The problem: Reproduce each line, exactly, from the one containing "Enumerate this screenshot's" through the end of the material. Exclude pictures.

Extracted records:
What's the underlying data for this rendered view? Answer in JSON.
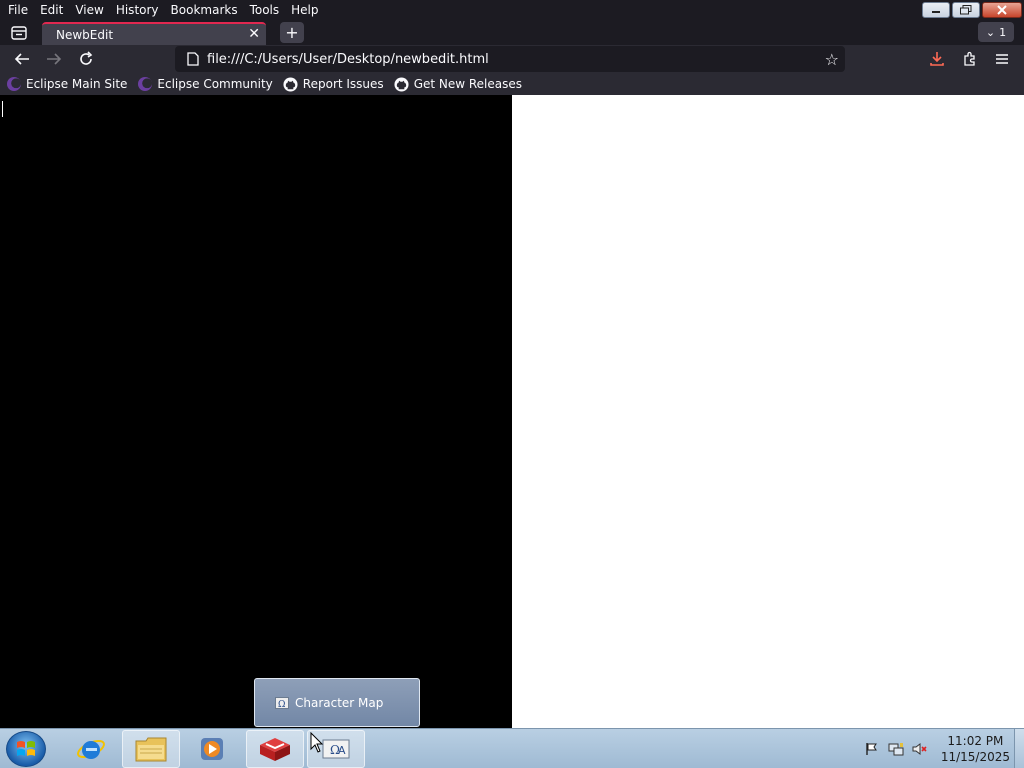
{
  "menubar": {
    "items": [
      {
        "label": "File"
      },
      {
        "label": "Edit"
      },
      {
        "label": "View"
      },
      {
        "label": "History"
      },
      {
        "label": "Bookmarks"
      },
      {
        "label": "Tools"
      },
      {
        "label": "Help"
      }
    ]
  },
  "tabs": {
    "active_title": "NewbEdit",
    "count": "1"
  },
  "navbar": {
    "url": "file:///C:/Users/User/Desktop/newbedit.html"
  },
  "bookmarks": [
    {
      "label": "Eclipse Main Site",
      "icon": "eclipse-icon"
    },
    {
      "label": "Eclipse Community",
      "icon": "eclipse-icon"
    },
    {
      "label": "Report Issues",
      "icon": "github-icon"
    },
    {
      "label": "Get New Releases",
      "icon": "github-icon"
    }
  ],
  "taskbar": {
    "popup_label": "Character Map",
    "clock_time": "11:02 PM",
    "clock_date": "11/15/2025"
  },
  "colors": {
    "browser_chrome": "#1c1b22",
    "toolbar": "#2b2a33",
    "tab_accent": "#e22850",
    "editor_bg": "#000000",
    "preview_bg": "#ffffff"
  }
}
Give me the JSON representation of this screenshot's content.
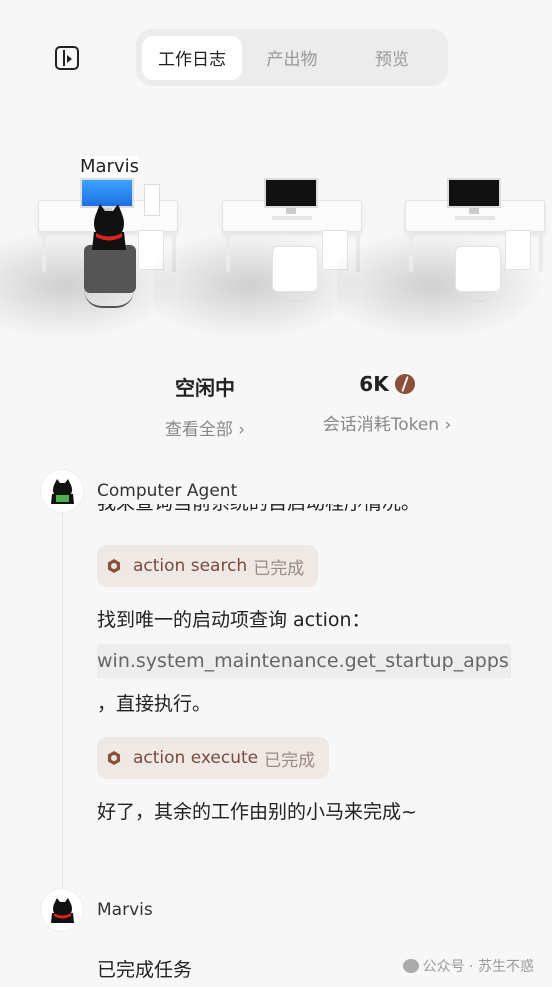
{
  "header": {
    "toggle_icon": "sidebar-toggle-icon",
    "tabs": [
      "工作日志",
      "产出物",
      "预览"
    ],
    "active_tab": 0
  },
  "office": {
    "agent_name": "Marvis"
  },
  "stats": {
    "status_value": "空闲中",
    "status_link": "查看全部",
    "tokens_value": "6K",
    "tokens_icon": "coffee-bean-icon",
    "tokens_link": "会话消耗Token"
  },
  "log": {
    "entries": [
      {
        "sender": "Computer Agent",
        "clipped_text": "我来查询当前系统的自启动程序情况。",
        "chip1": {
          "action": "action search",
          "status": "已完成"
        },
        "text1": "找到唯一的启动项查询 action：",
        "code": "win.system_maintenance.get_startup_apps",
        "text2": "，直接执行。",
        "chip2": {
          "action": "action execute",
          "status": "已完成"
        },
        "text3": "好了，其余的工作由别的小马来完成~"
      },
      {
        "sender": "Marvis",
        "text1": "已完成任务"
      }
    ]
  },
  "watermark": "公众号 · 苏生不惑",
  "colors": {
    "accent": "#8b4f3a",
    "chip_bg": "#efe9e6",
    "background": "#f7f7f7"
  }
}
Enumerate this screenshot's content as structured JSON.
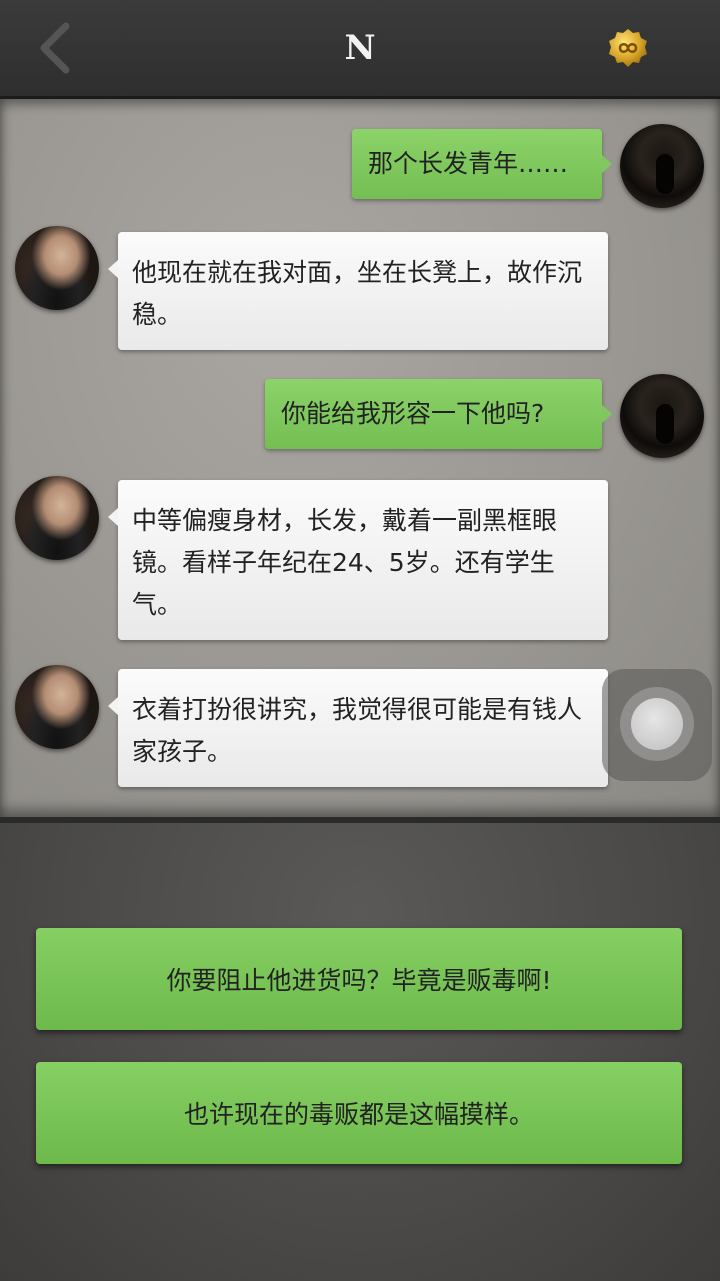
{
  "header": {
    "title": "N",
    "back_icon": "chevron-left-icon",
    "coin_icon": "coin-infinity-icon"
  },
  "messages": [
    {
      "sender": "me",
      "text": "那个长发青年……"
    },
    {
      "sender": "them",
      "text": "他现在就在我对面，坐在长凳上，故作沉稳。"
    },
    {
      "sender": "me",
      "text": "你能给我形容一下他吗?"
    },
    {
      "sender": "them",
      "text": "中等偏瘦身材，长发，戴着一副黑框眼镜。看样子年纪在24、5岁。还有学生气。"
    },
    {
      "sender": "them",
      "text": "衣着打扮很讲究，我觉得很可能是有钱人家孩子。"
    }
  ],
  "choices": [
    {
      "label": "你要阻止他进货吗？毕竟是贩毒啊!"
    },
    {
      "label": "也许现在的毒贩都是这幅摸样。"
    }
  ],
  "colors": {
    "bubble_me": "#7fc75c",
    "bubble_them": "#f4f4f4",
    "choice_button": "#7bc557",
    "topbar": "#333333"
  }
}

Response to the task:
Enumerate this screenshot's content as structured JSON.
{
  "header": {
    "title": "N",
    "back_icon": "chevron-left-icon",
    "coin_icon": "coin-infinity-icon"
  },
  "messages": [
    {
      "sender": "me",
      "text": "那个长发青年……"
    },
    {
      "sender": "them",
      "text": "他现在就在我对面，坐在长凳上，故作沉稳。"
    },
    {
      "sender": "me",
      "text": "你能给我形容一下他吗?"
    },
    {
      "sender": "them",
      "text": "中等偏瘦身材，长发，戴着一副黑框眼镜。看样子年纪在24、5岁。还有学生气。"
    },
    {
      "sender": "them",
      "text": "衣着打扮很讲究，我觉得很可能是有钱人家孩子。"
    }
  ],
  "choices": [
    {
      "label": "你要阻止他进货吗？毕竟是贩毒啊!"
    },
    {
      "label": "也许现在的毒贩都是这幅摸样。"
    }
  ],
  "colors": {
    "bubble_me": "#7fc75c",
    "bubble_them": "#f4f4f4",
    "choice_button": "#7bc557",
    "topbar": "#333333"
  }
}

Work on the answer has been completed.